**Work instructions**
Return the full listing exactly as it is written.

Records that describe figures
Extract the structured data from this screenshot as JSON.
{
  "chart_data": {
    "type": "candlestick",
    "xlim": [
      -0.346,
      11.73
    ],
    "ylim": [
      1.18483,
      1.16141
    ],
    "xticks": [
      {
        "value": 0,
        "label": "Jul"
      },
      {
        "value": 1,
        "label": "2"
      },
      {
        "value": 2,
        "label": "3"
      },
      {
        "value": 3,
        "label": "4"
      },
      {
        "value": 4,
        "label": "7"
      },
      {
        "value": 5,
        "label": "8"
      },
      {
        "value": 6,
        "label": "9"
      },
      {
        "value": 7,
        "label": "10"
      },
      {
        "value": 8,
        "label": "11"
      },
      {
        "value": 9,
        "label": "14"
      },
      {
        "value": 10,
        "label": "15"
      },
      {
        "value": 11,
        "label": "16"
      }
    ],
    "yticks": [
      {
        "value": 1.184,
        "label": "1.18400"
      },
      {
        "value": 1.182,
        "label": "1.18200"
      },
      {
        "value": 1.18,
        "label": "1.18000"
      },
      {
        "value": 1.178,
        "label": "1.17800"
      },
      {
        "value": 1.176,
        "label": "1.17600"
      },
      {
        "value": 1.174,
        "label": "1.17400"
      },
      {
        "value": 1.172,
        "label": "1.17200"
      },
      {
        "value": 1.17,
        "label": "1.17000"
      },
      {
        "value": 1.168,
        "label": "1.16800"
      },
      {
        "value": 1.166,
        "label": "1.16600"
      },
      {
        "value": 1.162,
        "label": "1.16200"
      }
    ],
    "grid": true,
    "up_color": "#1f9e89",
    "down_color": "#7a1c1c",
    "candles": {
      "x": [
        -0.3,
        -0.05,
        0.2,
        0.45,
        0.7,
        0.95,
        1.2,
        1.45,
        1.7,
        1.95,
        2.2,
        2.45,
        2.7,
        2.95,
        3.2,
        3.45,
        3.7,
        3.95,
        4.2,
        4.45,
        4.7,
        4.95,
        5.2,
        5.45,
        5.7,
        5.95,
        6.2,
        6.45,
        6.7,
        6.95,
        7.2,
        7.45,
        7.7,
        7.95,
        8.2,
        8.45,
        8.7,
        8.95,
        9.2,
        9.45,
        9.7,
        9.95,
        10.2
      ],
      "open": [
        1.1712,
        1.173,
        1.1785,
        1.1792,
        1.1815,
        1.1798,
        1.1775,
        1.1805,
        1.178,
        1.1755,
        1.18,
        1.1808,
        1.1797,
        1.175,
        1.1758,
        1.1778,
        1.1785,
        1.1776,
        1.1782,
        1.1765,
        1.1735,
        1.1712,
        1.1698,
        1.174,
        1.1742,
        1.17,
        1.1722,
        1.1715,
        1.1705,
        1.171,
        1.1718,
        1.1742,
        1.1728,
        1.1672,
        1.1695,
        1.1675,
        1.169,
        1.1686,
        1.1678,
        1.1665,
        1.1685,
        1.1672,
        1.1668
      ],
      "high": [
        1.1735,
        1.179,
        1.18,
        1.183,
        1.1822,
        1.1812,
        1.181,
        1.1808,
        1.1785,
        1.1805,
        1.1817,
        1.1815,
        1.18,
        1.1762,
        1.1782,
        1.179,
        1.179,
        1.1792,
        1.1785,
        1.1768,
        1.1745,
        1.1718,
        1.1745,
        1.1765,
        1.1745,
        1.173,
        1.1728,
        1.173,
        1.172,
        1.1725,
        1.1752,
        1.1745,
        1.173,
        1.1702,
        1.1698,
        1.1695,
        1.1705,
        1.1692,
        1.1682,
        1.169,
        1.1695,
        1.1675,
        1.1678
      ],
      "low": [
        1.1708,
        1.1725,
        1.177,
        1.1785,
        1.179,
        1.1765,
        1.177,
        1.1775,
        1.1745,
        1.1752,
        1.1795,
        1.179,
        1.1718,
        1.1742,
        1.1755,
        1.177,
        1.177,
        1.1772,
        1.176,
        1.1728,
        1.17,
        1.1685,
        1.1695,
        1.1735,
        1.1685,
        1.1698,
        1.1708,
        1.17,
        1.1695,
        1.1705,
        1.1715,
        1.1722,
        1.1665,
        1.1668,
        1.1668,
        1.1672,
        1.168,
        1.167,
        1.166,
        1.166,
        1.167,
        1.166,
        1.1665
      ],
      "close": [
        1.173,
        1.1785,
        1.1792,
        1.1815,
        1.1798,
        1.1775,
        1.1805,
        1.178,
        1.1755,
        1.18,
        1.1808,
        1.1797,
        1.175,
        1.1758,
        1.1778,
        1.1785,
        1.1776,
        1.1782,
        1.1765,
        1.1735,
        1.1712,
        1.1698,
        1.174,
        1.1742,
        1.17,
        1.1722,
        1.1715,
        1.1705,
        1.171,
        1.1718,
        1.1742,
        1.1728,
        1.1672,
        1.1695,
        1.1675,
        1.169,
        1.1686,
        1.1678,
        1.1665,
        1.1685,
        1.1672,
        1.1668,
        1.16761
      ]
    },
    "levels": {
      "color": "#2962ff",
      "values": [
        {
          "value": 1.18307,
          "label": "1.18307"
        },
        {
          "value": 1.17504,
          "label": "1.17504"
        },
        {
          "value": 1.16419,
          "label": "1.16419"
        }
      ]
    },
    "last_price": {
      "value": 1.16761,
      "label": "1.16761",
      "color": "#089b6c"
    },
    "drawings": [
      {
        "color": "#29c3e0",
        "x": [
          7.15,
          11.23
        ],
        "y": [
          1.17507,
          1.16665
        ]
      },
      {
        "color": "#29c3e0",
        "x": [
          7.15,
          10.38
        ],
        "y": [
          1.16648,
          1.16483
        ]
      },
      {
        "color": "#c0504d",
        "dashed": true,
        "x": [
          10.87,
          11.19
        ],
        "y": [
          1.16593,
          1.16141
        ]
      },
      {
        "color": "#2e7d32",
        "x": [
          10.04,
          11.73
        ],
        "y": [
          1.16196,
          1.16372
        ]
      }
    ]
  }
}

**Full solution**
Extract the structured data from this screenshot as JSON.
{
  "chart_data": {
    "type": "candlestick",
    "xlim": [
      -0.346,
      11.73
    ],
    "ylim": [
      1.18483,
      1.16141
    ],
    "xticks": [
      {
        "value": 0,
        "label": "Jul"
      },
      {
        "value": 1,
        "label": "2"
      },
      {
        "value": 2,
        "label": "3"
      },
      {
        "value": 3,
        "label": "4"
      },
      {
        "value": 4,
        "label": "7"
      },
      {
        "value": 5,
        "label": "8"
      },
      {
        "value": 6,
        "label": "9"
      },
      {
        "value": 7,
        "label": "10"
      },
      {
        "value": 8,
        "label": "11"
      },
      {
        "value": 9,
        "label": "14"
      },
      {
        "value": 10,
        "label": "15"
      },
      {
        "value": 11,
        "label": "16"
      }
    ],
    "yticks": [
      {
        "value": 1.184,
        "label": "1.18400"
      },
      {
        "value": 1.182,
        "label": "1.18200"
      },
      {
        "value": 1.18,
        "label": "1.18000"
      },
      {
        "value": 1.178,
        "label": "1.17800"
      },
      {
        "value": 1.176,
        "label": "1.17600"
      },
      {
        "value": 1.174,
        "label": "1.17400"
      },
      {
        "value": 1.172,
        "label": "1.17200"
      },
      {
        "value": 1.17,
        "label": "1.17000"
      },
      {
        "value": 1.168,
        "label": "1.16800"
      },
      {
        "value": 1.166,
        "label": "1.16600"
      },
      {
        "value": 1.162,
        "label": "1.16200"
      }
    ],
    "grid": true,
    "up_color": "#1f9e89",
    "down_color": "#7a1c1c",
    "candles": {
      "x": [
        -0.3,
        -0.05,
        0.2,
        0.45,
        0.7,
        0.95,
        1.2,
        1.45,
        1.7,
        1.95,
        2.2,
        2.45,
        2.7,
        2.95,
        3.2,
        3.45,
        3.7,
        3.95,
        4.2,
        4.45,
        4.7,
        4.95,
        5.2,
        5.45,
        5.7,
        5.95,
        6.2,
        6.45,
        6.7,
        6.95,
        7.2,
        7.45,
        7.7,
        7.95,
        8.2,
        8.45,
        8.7,
        8.95,
        9.2,
        9.45,
        9.7,
        9.95,
        10.2
      ],
      "open": [
        1.1712,
        1.173,
        1.1785,
        1.1792,
        1.1815,
        1.1798,
        1.1775,
        1.1805,
        1.178,
        1.1755,
        1.18,
        1.1808,
        1.1797,
        1.175,
        1.1758,
        1.1778,
        1.1785,
        1.1776,
        1.1782,
        1.1765,
        1.1735,
        1.1712,
        1.1698,
        1.174,
        1.1742,
        1.17,
        1.1722,
        1.1715,
        1.1705,
        1.171,
        1.1718,
        1.1742,
        1.1728,
        1.1672,
        1.1695,
        1.1675,
        1.169,
        1.1686,
        1.1678,
        1.1665,
        1.1685,
        1.1672,
        1.1668
      ],
      "high": [
        1.1735,
        1.179,
        1.18,
        1.183,
        1.1822,
        1.1812,
        1.181,
        1.1808,
        1.1785,
        1.1805,
        1.1817,
        1.1815,
        1.18,
        1.1762,
        1.1782,
        1.179,
        1.179,
        1.1792,
        1.1785,
        1.1768,
        1.1745,
        1.1718,
        1.1745,
        1.1765,
        1.1745,
        1.173,
        1.1728,
        1.173,
        1.172,
        1.1725,
        1.1752,
        1.1745,
        1.173,
        1.1702,
        1.1698,
        1.1695,
        1.1705,
        1.1692,
        1.1682,
        1.169,
        1.1695,
        1.1675,
        1.1678
      ],
      "low": [
        1.1708,
        1.1725,
        1.177,
        1.1785,
        1.179,
        1.1765,
        1.177,
        1.1775,
        1.1745,
        1.1752,
        1.1795,
        1.179,
        1.1718,
        1.1742,
        1.1755,
        1.177,
        1.177,
        1.1772,
        1.176,
        1.1728,
        1.17,
        1.1685,
        1.1695,
        1.1735,
        1.1685,
        1.1698,
        1.1708,
        1.17,
        1.1695,
        1.1705,
        1.1715,
        1.1722,
        1.1665,
        1.1668,
        1.1668,
        1.1672,
        1.168,
        1.167,
        1.166,
        1.166,
        1.167,
        1.166,
        1.1665
      ],
      "close": [
        1.173,
        1.1785,
        1.1792,
        1.1815,
        1.1798,
        1.1775,
        1.1805,
        1.178,
        1.1755,
        1.18,
        1.1808,
        1.1797,
        1.175,
        1.1758,
        1.1778,
        1.1785,
        1.1776,
        1.1782,
        1.1765,
        1.1735,
        1.1712,
        1.1698,
        1.174,
        1.1742,
        1.17,
        1.1722,
        1.1715,
        1.1705,
        1.171,
        1.1718,
        1.1742,
        1.1728,
        1.1672,
        1.1695,
        1.1675,
        1.169,
        1.1686,
        1.1678,
        1.1665,
        1.1685,
        1.1672,
        1.1668,
        1.16761
      ]
    },
    "levels": {
      "color": "#2962ff",
      "values": [
        {
          "value": 1.18307,
          "label": "1.18307"
        },
        {
          "value": 1.17504,
          "label": "1.17504"
        },
        {
          "value": 1.16419,
          "label": "1.16419"
        }
      ]
    },
    "last_price": {
      "value": 1.16761,
      "label": "1.16761",
      "color": "#089b6c"
    },
    "drawings": [
      {
        "color": "#29c3e0",
        "x": [
          7.15,
          11.23
        ],
        "y": [
          1.17507,
          1.16665
        ]
      },
      {
        "color": "#29c3e0",
        "x": [
          7.15,
          10.38
        ],
        "y": [
          1.16648,
          1.16483
        ]
      },
      {
        "color": "#c0504d",
        "dashed": true,
        "x": [
          10.87,
          11.19
        ],
        "y": [
          1.16593,
          1.16141
        ]
      },
      {
        "color": "#2e7d32",
        "x": [
          10.04,
          11.73
        ],
        "y": [
          1.16196,
          1.16372
        ]
      }
    ]
  }
}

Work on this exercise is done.